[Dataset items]

+ + + + +

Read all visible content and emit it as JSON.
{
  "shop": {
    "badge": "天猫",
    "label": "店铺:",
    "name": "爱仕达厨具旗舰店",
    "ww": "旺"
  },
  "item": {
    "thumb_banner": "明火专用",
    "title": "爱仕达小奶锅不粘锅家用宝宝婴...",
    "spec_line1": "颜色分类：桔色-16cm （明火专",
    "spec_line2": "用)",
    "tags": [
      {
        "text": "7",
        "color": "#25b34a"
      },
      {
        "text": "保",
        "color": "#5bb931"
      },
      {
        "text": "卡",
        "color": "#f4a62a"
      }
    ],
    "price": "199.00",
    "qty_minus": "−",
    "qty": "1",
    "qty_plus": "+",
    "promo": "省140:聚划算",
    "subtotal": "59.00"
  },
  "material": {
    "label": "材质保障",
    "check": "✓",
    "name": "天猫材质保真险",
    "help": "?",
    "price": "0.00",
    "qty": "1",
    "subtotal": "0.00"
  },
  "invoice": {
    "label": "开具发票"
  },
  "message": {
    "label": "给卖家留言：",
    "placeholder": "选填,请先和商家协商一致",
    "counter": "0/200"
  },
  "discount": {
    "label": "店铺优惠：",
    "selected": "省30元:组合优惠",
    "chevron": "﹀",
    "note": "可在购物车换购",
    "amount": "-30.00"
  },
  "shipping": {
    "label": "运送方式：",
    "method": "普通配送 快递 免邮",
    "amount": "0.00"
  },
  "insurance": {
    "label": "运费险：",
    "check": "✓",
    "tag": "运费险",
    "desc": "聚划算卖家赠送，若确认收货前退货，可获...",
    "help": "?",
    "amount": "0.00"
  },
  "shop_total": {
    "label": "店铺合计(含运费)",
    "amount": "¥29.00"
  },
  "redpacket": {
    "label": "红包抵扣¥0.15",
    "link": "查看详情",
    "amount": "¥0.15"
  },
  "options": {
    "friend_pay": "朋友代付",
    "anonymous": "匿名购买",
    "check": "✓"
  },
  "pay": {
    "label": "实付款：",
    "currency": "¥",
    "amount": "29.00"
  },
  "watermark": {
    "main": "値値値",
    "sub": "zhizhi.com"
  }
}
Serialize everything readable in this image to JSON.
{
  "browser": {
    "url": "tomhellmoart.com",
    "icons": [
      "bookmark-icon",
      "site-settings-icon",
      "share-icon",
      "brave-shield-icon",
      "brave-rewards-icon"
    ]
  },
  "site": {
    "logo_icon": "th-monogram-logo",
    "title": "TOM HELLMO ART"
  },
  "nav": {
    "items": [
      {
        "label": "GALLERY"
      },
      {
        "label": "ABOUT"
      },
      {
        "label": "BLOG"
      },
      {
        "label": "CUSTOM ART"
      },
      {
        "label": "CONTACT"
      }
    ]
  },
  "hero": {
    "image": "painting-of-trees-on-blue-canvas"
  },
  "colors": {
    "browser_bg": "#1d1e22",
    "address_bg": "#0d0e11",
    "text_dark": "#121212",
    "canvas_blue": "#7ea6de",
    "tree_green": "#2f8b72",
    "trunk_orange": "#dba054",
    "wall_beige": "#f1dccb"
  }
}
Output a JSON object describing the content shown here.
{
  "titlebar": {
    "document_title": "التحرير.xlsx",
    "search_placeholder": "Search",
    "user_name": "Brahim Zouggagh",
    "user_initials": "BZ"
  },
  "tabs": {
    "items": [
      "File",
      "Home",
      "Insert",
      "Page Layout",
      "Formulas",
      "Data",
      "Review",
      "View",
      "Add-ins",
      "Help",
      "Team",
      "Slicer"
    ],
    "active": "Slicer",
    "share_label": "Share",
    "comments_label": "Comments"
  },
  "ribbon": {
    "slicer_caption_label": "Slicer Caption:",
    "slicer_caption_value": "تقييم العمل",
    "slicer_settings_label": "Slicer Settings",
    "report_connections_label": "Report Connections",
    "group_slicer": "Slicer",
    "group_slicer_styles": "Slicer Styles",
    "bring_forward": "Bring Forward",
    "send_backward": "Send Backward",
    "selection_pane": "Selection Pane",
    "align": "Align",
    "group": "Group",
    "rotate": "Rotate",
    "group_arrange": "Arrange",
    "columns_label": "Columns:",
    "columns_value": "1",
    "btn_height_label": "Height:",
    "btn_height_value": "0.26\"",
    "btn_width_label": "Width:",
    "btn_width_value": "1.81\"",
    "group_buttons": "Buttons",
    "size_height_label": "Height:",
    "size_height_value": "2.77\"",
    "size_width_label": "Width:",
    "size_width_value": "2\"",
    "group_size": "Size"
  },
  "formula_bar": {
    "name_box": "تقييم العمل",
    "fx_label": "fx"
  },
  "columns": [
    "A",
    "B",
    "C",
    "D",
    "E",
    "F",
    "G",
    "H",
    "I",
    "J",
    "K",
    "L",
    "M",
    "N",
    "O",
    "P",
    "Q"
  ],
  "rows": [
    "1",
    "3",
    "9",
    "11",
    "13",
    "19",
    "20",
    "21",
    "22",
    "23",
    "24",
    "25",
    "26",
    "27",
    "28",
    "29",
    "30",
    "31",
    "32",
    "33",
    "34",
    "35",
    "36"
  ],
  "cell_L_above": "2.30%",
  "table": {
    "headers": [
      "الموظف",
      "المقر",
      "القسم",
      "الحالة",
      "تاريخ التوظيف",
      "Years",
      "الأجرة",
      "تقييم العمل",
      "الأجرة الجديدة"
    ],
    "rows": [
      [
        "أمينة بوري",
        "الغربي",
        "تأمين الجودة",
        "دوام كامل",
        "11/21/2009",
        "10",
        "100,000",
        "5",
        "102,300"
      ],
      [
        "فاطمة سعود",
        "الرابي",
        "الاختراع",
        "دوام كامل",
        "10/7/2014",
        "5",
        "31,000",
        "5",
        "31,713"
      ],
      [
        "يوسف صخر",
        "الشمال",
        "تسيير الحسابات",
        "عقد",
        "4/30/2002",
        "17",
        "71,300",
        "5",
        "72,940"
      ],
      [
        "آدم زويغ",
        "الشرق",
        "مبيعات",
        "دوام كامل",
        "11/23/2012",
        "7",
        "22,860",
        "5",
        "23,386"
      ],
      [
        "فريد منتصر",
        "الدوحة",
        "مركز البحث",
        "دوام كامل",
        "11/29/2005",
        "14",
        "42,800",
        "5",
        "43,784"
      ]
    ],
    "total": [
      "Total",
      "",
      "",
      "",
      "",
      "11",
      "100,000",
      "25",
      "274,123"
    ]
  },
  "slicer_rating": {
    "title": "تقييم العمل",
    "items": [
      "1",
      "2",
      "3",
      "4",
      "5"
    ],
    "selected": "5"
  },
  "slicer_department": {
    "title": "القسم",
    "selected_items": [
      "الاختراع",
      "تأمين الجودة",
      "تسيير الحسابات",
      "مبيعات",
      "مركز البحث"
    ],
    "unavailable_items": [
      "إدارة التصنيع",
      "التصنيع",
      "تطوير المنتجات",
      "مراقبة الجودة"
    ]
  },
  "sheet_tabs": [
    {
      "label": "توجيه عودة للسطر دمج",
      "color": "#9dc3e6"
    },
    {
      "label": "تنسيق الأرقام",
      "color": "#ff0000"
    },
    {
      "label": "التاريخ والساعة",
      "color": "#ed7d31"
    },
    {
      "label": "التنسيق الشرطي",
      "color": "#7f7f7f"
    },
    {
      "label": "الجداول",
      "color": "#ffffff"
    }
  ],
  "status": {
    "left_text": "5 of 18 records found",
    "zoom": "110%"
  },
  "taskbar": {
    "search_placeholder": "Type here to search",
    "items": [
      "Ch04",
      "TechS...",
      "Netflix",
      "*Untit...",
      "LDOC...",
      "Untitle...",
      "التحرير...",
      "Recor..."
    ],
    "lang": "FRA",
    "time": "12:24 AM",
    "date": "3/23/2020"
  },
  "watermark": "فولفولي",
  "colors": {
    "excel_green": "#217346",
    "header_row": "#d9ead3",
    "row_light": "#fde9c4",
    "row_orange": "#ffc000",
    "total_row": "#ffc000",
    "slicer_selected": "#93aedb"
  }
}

+ + + + +

**What you need to do**
Scan the records above and report how many lines include the word "تقييم", without any other text.

**Task response**
4